Sezione di testo:
--

Una volta tanto siamo stati innovatori anche nel mondo religioso perché da noi il business è escluso! Quello però che più mi sorprende è constatare come il mondo delle diocesi e delle parrocchie, anche della nostra città, sia rimasto assolutamente indifferente come se la nostra fosse un’iniziativa squisitamente marginale e non riguardi la pastorale. Sono tentato di pensare che queste realtà, per quanto riguarda la solidarietà, siano rimaste al pacco natalizio o all’armadio del povero! Ossia se non sono rimaste all’età della pietra, certamente, non si sono spinte molto più in là della beneficenza dell’Ottocento!

Una parola che Renzi non ha ancora detto

La strada dello scout del Mugello, diventato capo del governo, si fa ogni giorno sempre più in salita. Ritengo che i nervi di Renzi siano ben più saldi dei miei e che la sua ambizione di governare l’Italia sia molto più alta di quella che avrebbe un comune mortale perché altrimenti, come farei io al suo posto, prima o poi direbbe: “Me ne ritorno al mio paesello ad educare i ragazzi piuttosto che pretendere di governare questa banda di matti!”.

Non passa giorno che i grillini non lo attacchino “all’arma bianca” coprendolo di insulti e di insinuazioni, che “Fratelli d’Italia”, “Sel” e compagnia cantante non lo invitino a mollare perché incapace, ma soprattutto che la minoranza del suo partito non pretenda di dettare le regole come fosse la maggioranza, non gli tirino trabocchetti e non treschino contro di lui per farlo scivolare su una buccia di banana. Io sono decisamente preoccupato perché, non vedendo altre maggioranze attualmente possibili e constatando quanto il nostro Paese sia pericolante e rimanga il fanalino di coda del carrozzone europeo, temo vedendo che i sindacati, arroccati da anni su posizioni conservatrici, lo combattono accanitamente, che i magistrati, ormai abituati a condizionare la politica italiana pontificando da intoccabili, lo mettono in difficoltà nei momenti cruciali, temo, ripeto, che prima o poi Renzi si stanchi e lasci o venga costretto a lasciare.

--

Dati di impaginazione:
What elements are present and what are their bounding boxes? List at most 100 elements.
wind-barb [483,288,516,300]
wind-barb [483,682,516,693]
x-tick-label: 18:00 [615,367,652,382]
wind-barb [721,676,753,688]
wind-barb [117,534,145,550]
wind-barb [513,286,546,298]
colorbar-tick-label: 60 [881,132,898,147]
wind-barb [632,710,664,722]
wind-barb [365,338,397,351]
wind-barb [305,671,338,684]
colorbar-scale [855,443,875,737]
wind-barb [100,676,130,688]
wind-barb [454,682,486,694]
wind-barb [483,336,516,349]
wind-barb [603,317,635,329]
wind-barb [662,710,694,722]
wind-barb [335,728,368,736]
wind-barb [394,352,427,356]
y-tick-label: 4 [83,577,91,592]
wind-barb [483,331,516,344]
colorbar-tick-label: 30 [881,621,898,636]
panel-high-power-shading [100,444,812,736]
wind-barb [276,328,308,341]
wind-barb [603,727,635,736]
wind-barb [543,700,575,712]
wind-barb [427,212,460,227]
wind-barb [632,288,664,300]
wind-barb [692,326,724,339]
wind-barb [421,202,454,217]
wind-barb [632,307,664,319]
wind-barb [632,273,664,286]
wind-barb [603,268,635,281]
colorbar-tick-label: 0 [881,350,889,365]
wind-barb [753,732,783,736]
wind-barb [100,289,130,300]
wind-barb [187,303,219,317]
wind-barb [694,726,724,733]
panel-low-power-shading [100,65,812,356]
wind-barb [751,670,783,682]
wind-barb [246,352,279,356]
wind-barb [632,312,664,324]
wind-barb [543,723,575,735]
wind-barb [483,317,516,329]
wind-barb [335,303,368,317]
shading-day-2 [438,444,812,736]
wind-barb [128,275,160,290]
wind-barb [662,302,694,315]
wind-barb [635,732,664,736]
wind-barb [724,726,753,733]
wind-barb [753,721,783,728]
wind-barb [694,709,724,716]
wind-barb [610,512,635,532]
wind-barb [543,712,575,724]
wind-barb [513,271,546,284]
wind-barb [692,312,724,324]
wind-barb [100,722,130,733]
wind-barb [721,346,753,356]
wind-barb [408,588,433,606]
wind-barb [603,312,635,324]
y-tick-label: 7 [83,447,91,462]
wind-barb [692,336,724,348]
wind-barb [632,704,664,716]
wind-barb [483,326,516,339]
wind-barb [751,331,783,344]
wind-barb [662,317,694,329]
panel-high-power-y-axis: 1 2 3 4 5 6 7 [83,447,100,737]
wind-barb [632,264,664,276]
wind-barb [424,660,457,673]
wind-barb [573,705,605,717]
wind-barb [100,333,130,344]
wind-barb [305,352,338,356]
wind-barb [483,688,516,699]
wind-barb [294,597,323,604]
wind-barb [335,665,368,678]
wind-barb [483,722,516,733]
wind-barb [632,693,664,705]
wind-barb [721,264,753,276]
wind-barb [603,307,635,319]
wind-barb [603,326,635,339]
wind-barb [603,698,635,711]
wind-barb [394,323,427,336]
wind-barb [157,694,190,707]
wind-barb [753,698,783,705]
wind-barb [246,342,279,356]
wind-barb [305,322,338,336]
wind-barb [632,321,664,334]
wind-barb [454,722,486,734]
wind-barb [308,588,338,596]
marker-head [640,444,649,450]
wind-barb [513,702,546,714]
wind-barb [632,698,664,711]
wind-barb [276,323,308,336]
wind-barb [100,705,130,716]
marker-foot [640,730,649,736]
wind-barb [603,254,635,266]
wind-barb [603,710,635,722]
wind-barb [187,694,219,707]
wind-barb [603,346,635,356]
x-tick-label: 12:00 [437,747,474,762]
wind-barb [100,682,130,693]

--

Esercizi:
- A) Nel brano su Renzi, per quale motivo chi scrive si dichiara decisamente preoccupato? Rispondi in una-tre frasi.
- B) Riprendi per favore il brano su Renzi e proseguilo a partire dalla sua ultima frase.

Soluzioni in ordine:
- A) Chi scrive non vede altre maggioranze oggi possibili e constata quanto il Paese sia pericolante e resti il fanalino di coda del carrozzone europeo. Vedendo inoltre che i sindacati lo combattono accanitamente e che i magistrati lo mettono in difficoltà nei momenti cruciali, teme che prima o poi Renzi si stanchi e lasci o venga costretto a lasciare.

- B)
Allora sono propenso a suggerire a Renzi: “Sappi Matteo che in Italia c’è un precedente significativo che può offrirti una via d’uscita nobile e dignitosa. Ti ricordi che alle elementari ti hanno insegnato che ai tempi di Roma un certo Cincinnato, trovandosi pressoché nella tua stessa situazione, disse ai romani: “Torno a lavorare nei miei campi e se avrete bisogno di me venitemi a chiamare”? Allora, caro Matteo, non potresti fare un discorso simile alla televisione a reti unificate: “Cari italiani tutti sono contro di me, tutti mi accusano di sbagliare ogni cosa, tutti affermano di possedere una ricetta miracolosa per cui ho deciso di ritirarmi nel mio paese a educare i ragazzi a crescere onesti e se un giorno l’Italia avesse ancora bisogno di me venitemi a chiamare!”. Penso che otterresti molto di più con i tuoi scout perché certi tuoi amici ed avversari, sono convinto, siano proprio irrecuperabili”.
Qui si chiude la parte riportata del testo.